[Rows from a dataset]

──────────

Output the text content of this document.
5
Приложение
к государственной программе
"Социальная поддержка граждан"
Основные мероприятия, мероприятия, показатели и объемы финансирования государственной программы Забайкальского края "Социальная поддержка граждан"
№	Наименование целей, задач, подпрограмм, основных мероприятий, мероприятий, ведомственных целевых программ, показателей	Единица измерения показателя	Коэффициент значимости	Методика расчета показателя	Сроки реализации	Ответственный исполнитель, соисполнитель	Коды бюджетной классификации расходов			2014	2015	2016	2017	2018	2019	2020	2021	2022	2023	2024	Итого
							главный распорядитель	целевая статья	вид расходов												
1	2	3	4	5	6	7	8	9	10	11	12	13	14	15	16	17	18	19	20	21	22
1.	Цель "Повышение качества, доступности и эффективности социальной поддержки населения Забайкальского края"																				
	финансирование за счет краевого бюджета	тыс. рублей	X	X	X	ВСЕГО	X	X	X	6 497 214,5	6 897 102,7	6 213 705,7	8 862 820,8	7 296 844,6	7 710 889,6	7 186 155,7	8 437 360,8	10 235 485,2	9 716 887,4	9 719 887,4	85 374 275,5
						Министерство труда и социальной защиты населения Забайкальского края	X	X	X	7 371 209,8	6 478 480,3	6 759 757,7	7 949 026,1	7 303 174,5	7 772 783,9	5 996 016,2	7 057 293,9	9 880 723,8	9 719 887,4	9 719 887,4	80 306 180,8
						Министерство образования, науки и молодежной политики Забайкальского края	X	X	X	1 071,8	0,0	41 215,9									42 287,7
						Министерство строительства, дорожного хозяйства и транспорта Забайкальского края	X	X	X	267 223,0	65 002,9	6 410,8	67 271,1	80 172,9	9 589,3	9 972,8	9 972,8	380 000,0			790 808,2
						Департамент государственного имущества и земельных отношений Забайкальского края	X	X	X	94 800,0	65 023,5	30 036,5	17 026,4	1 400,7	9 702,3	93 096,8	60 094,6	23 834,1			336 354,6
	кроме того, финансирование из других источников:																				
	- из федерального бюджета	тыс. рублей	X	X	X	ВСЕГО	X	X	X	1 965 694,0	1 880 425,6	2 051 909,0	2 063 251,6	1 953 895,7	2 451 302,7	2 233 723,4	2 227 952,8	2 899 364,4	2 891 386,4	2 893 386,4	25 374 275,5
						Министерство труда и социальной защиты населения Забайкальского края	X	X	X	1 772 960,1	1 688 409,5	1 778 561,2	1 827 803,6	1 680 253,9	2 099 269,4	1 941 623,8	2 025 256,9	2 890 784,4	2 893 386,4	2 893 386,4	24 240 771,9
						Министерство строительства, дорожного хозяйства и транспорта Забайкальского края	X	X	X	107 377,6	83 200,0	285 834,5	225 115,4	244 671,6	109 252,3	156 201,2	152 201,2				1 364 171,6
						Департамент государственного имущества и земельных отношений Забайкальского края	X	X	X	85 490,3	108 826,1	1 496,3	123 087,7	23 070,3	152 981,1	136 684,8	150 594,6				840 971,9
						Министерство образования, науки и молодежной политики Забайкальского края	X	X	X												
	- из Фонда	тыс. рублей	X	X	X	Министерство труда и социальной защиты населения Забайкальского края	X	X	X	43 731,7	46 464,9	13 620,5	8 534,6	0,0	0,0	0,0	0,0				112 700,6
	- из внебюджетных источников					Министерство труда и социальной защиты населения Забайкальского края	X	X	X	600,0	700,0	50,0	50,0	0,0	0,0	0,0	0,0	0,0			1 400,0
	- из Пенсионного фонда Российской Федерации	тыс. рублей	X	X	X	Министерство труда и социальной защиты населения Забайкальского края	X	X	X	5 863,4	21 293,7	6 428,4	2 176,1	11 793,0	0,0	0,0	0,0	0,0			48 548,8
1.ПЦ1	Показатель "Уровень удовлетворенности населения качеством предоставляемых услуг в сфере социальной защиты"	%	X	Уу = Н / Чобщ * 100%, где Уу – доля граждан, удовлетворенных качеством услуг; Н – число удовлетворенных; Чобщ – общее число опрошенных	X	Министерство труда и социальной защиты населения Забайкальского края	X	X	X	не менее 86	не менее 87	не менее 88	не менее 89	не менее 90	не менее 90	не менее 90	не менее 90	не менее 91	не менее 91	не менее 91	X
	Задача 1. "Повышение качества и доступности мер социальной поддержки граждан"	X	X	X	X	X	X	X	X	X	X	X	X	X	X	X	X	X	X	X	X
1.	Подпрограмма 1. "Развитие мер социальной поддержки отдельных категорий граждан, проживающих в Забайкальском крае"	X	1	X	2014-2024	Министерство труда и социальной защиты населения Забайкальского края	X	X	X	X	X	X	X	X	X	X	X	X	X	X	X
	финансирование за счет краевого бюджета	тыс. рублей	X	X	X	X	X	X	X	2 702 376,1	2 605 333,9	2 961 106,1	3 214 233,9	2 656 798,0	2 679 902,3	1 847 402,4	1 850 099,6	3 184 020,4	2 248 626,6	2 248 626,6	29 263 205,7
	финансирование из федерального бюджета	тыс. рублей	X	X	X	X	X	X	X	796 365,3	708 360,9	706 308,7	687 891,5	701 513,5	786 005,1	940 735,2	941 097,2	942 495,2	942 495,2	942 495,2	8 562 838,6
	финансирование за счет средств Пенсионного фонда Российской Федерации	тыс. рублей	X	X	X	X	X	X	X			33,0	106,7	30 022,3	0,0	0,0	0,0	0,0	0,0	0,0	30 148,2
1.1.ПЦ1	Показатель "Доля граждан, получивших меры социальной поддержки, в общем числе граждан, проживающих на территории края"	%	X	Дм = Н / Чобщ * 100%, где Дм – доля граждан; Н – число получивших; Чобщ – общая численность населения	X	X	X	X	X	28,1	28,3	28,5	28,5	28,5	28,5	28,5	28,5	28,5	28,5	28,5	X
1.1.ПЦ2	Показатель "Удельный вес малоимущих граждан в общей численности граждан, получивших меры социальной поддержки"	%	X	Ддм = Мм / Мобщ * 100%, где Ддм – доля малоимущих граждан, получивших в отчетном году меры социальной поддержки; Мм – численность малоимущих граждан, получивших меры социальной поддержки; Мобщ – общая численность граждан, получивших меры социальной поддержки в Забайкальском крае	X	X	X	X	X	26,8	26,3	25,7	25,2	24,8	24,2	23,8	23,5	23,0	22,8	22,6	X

──────────

## REQUIRED WORK
Quote the data in full, keeping each word unchanged.

## THE COMPLETED TASK
Output the text content of this document.
5
Приложение
к государственной программе
"Социальная поддержка граждан"
Основные мероприятия, мероприятия, показатели и объемы финансирования государственной программы Забайкальского края "Социальная поддержка граждан"
№	Наименование целей, задач, подпрограмм, основных мероприятий, мероприятий, ведомственных целевых программ, показателей	Единица измерения показателя	Коэффициент значимости	Методика расчета показателя	Сроки реализации	Ответственный исполнитель, соисполнитель	Коды бюджетной классификации расходов			2014	2015	2016	2017	2018	2019	2020	2021	2022	2023	2024	Итого
							главный распорядитель	целевая статья	вид расходов												
1	2	3	4	5	6	7	8	9	10	11	12	13	14	15	16	17	18	19	20	21	22
1.	Цель "Повышение качества, доступности и эффективности социальной поддержки населения Забайкальского края"																				
	финансирование за счет краевого бюджета	тыс. рублей	X	X	X	ВСЕГО	X	X	X	6 497 214,5	6 897 102,7	6 213 705,7	8 862 820,8	7 296 844,6	7 710 889,6	7 186 155,7	8 437 360,8	10 235 485,2	9 716 887,4	9 719 887,4	85 374 275,5
						Министерство труда и социальной защиты населения Забайкальского края	X	X	X	7 371 209,8	6 478 480,3	6 759 757,7	7 949 026,1	7 303 174,5	7 772 783,9	5 996 016,2	7 057 293,9	9 880 723,8	9 719 887,4	9 719 887,4	80 306 180,8
						Министерство образования, науки и молодежной политики Забайкальского края	X	X	X	1 071,8	0,0	41 215,9									42 287,7
						Министерство строительства, дорожного хозяйства и транспорта Забайкальского края	X	X	X	267 223,0	65 002,9	6 410,8	67 271,1	80 172,9	9 589,3	9 972,8	9 972,8	380 000,0			790 808,2
						Департамент государственного имущества и земельных отношений Забайкальского края	X	X	X	94 800,0	65 023,5	30 036,5	17 026,4	1 400,7	9 702,3	93 096,8	60 094,6	23 834,1			336 354,6
	кроме того, финансирование из других источников:																				
	- из федерального бюджета	тыс. рублей	X	X	X	ВСЕГО	X	X	X	1 965 694,0	1 880 425,6	2 051 909,0	2 063 251,6	1 953 895,7	2 451 302,7	2 233 723,4	2 227 952,8	2 899 364,4	2 891 386,4	2 893 386,4	25 374 275,5
						Министерство труда и социальной защиты населения Забайкальского края	X	X	X	1 772 960,1	1 688 409,5	1 778 561,2	1 827 803,6	1 680 253,9	2 099 269,4	1 941 623,8	2 025 256,9	2 890 784,4	2 893 386,4	2 893 386,4	24 240 771,9
						Министерство строительства, дорожного хозяйства и транспорта Забайкальского края	X	X	X	107 377,6	83 200,0	285 834,5	225 115,4	244 671,6	109 252,3	156 201,2	152 201,2				1 364 171,6
						Департамент государственного имущества и земельных отношений Забайкальского края	X	X	X	85 490,3	108 826,1	1 496,3	123 087,7	23 070,3	152 981,1	136 684,8	150 594,6				840 971,9
						Министерство образования, науки и молодежной политики Забайкальского края	X	X	X												
	- из Фонда	тыс. рублей	X	X	X	Министерство труда и социальной защиты населения Забайкальского края	X	X	X	43 731,7	46 464,9	13 620,5	8 534,6	0,0	0,0	0,0	0,0				112 700,6
	- из внебюджетных источников					Министерство труда и социальной защиты населения Забайкальского края	X	X	X	600,0	700,0	50,0	50,0	0,0	0,0	0,0	0,0	0,0			1 400,0
	- из Пенсионного фонда Российской Федерации	тыс. рублей	X	X	X	Министерство труда и социальной защиты населения Забайкальского края	X	X	X	5 863,4	21 293,7	6 428,4	2 176,1	11 793,0	0,0	0,0	0,0	0,0			48 548,8
1.ПЦ1	Показатель "Уровень удовлетворенности населения качеством предоставляемых услуг в сфере социальной защиты"	%	X	Уу = Н / Чобщ * 100%, где Уу – доля граждан, удовлетворенных качеством услуг; Н – число удовлетворенных; Чобщ – общее число опрошенных	X	Министерство труда и социальной защиты населения Забайкальского края	X	X	X	не менее 86	не менее 87	не менее 88	не менее 89	не менее 90	не менее 90	не менее 90	не менее 90	не менее 91	не менее 91	не менее 91	X
	Задача 1. "Повышение качества и доступности мер социальной поддержки граждан"	X	X	X	X	X	X	X	X	X	X	X	X	X	X	X	X	X	X	X	X
1.	Подпрограмма 1. "Развитие мер социальной поддержки отдельных категорий граждан, проживающих в Забайкальском крае"	X	1	X	2014-2024	Министерство труда и социальной защиты населения Забайкальского края	X	X	X	X	X	X	X	X	X	X	X	X	X	X	X
	финансирование за счет краевого бюджета	тыс. рублей	X	X	X	X	X	X	X	2 702 376,1	2 605 333,9	2 961 106,1	3 214 233,9	2 656 798,0	2 679 902,3	1 847 402,4	1 850 099,6	3 184 020,4	2 248 626,6	2 248 626,6	29 263 205,7
	финансирование из федерального бюджета	тыс. рублей	X	X	X	X	X	X	X	796 365,3	708 360,9	706 308,7	687 891,5	701 513,5	786 005,1	940 735,2	941 097,2	942 495,2	942 495,2	942 495,2	8 562 838,6
	финансирование за счет средств Пенсионного фонда Российской Федерации	тыс. рублей	X	X	X	X	X	X	X			33,0	106,7	30 022,3	0,0	0,0	0,0	0,0	0,0	0,0	30 148,2
1.1.ПЦ1	Показатель "Доля граждан, получивших меры социальной поддержки, в общем числе граждан, проживающих на территории края"	%	X	Дм = Н / Чобщ * 100%, где Дм – доля граждан; Н – число получивших; Чобщ – общая численность населения	X	X	X	X	X	28,1	28,3	28,5	28,5	28,5	28,5	28,5	28,5	28,5	28,5	28,5	X
1.1.ПЦ2	Показатель "Удельный вес малоимущих граждан в общей численности граждан, получивших меры социальной поддержки"	%	X	Ддм = Мм / Мобщ * 100%, где Ддм – доля малоимущих граждан, получивших в отчетном году меры социальной поддержки; Мм – численность малоимущих граждан, получивших меры социальной поддержки; Мобщ – общая численность граждан, получивших меры социальной поддержки в Забайкальском крае	X	X	X	X	X	26,8	26,3	25,7	25,2	24,8	24,2	23,8	23,5	23,0	22,8	22,6	X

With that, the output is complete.